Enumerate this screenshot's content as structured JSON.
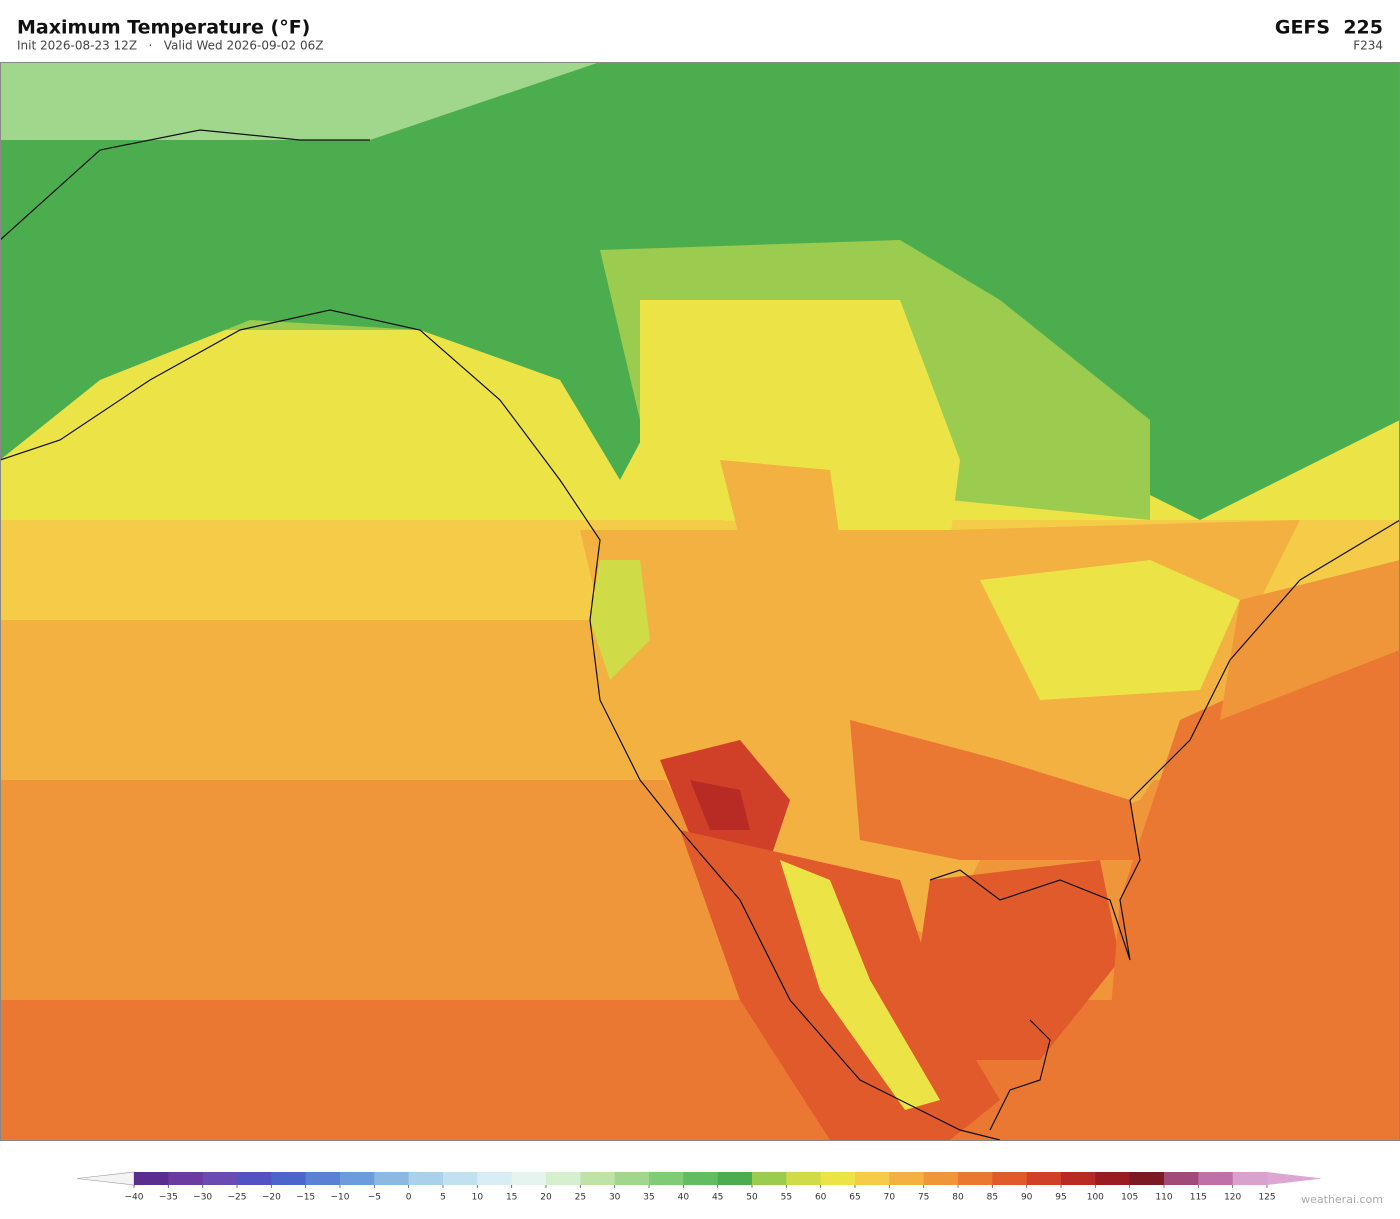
{
  "header": {
    "title": "Maximum Temperature  (°F)",
    "subtitle": "Init 2026-08-23 12Z   ·   Valid Wed 2026-09-02 06Z",
    "model": "GEFS  225",
    "forecast_hour": "F234"
  },
  "colorbar": {
    "ticks": [
      {
        "value": -40,
        "label": "−40"
      },
      {
        "value": -35,
        "label": "−35"
      },
      {
        "value": -30,
        "label": "−30"
      },
      {
        "value": -25,
        "label": "−25"
      },
      {
        "value": -20,
        "label": "−20"
      },
      {
        "value": -15,
        "label": "−15"
      },
      {
        "value": -10,
        "label": "−10"
      },
      {
        "value": -5,
        "label": "−5"
      },
      0,
      5,
      10,
      15,
      20,
      25,
      30,
      35,
      40,
      45,
      50,
      55,
      60,
      65,
      70,
      75,
      80,
      85,
      90,
      95,
      100,
      105,
      110,
      115,
      120,
      125
    ],
    "colors": [
      "#5b2d8e",
      "#6c3b9f",
      "#6a4bb1",
      "#5252c2",
      "#4b65ca",
      "#5b82d2",
      "#6c9cd9",
      "#8cb9e1",
      "#a9d1ea",
      "#c2e1f0",
      "#d8eef4",
      "#e5f4ee",
      "#d6efcf",
      "#bfe3a6",
      "#a0d78c",
      "#80cb76",
      "#62bc60",
      "#4cad4f",
      "#9bcb4f",
      "#d0dc47",
      "#ece447",
      "#f4cc47",
      "#f2b140",
      "#f0963a",
      "#ea7832",
      "#e05a2c",
      "#d04028",
      "#b82a24",
      "#9a1c20",
      "#7a1a22",
      "#a04a7a",
      "#c070a8",
      "#d9a2cd"
    ],
    "extend_low_color": "#f4f4f4",
    "extend_high_color": "#dda6d2"
  },
  "footer": {
    "credit": "weatherai.com"
  }
}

_GIVEN TASK_: Without the pictures, restate all of the entries above verbatim.

_TASK ANSWER_:
Enumerate this screenshot's content as structured JSON.
{
  "header": {
    "title": "Maximum Temperature  (°F)",
    "subtitle": "Init 2026-08-23 12Z   ·   Valid Wed 2026-09-02 06Z",
    "model": "GEFS  225",
    "forecast_hour": "F234"
  },
  "colorbar": {
    "ticks": [
      {
        "value": -40,
        "label": "−40"
      },
      {
        "value": -35,
        "label": "−35"
      },
      {
        "value": -30,
        "label": "−30"
      },
      {
        "value": -25,
        "label": "−25"
      },
      {
        "value": -20,
        "label": "−20"
      },
      {
        "value": -15,
        "label": "−15"
      },
      {
        "value": -10,
        "label": "−10"
      },
      {
        "value": -5,
        "label": "−5"
      },
      0,
      5,
      10,
      15,
      20,
      25,
      30,
      35,
      40,
      45,
      50,
      55,
      60,
      65,
      70,
      75,
      80,
      85,
      90,
      95,
      100,
      105,
      110,
      115,
      120,
      125
    ],
    "colors": [
      "#5b2d8e",
      "#6c3b9f",
      "#6a4bb1",
      "#5252c2",
      "#4b65ca",
      "#5b82d2",
      "#6c9cd9",
      "#8cb9e1",
      "#a9d1ea",
      "#c2e1f0",
      "#d8eef4",
      "#e5f4ee",
      "#d6efcf",
      "#bfe3a6",
      "#a0d78c",
      "#80cb76",
      "#62bc60",
      "#4cad4f",
      "#9bcb4f",
      "#d0dc47",
      "#ece447",
      "#f4cc47",
      "#f2b140",
      "#f0963a",
      "#ea7832",
      "#e05a2c",
      "#d04028",
      "#b82a24",
      "#9a1c20",
      "#7a1a22",
      "#a04a7a",
      "#c070a8",
      "#d9a2cd"
    ],
    "extend_low_color": "#f4f4f4",
    "extend_high_color": "#dda6d2"
  },
  "footer": {
    "credit": "weatherai.com"
  }
}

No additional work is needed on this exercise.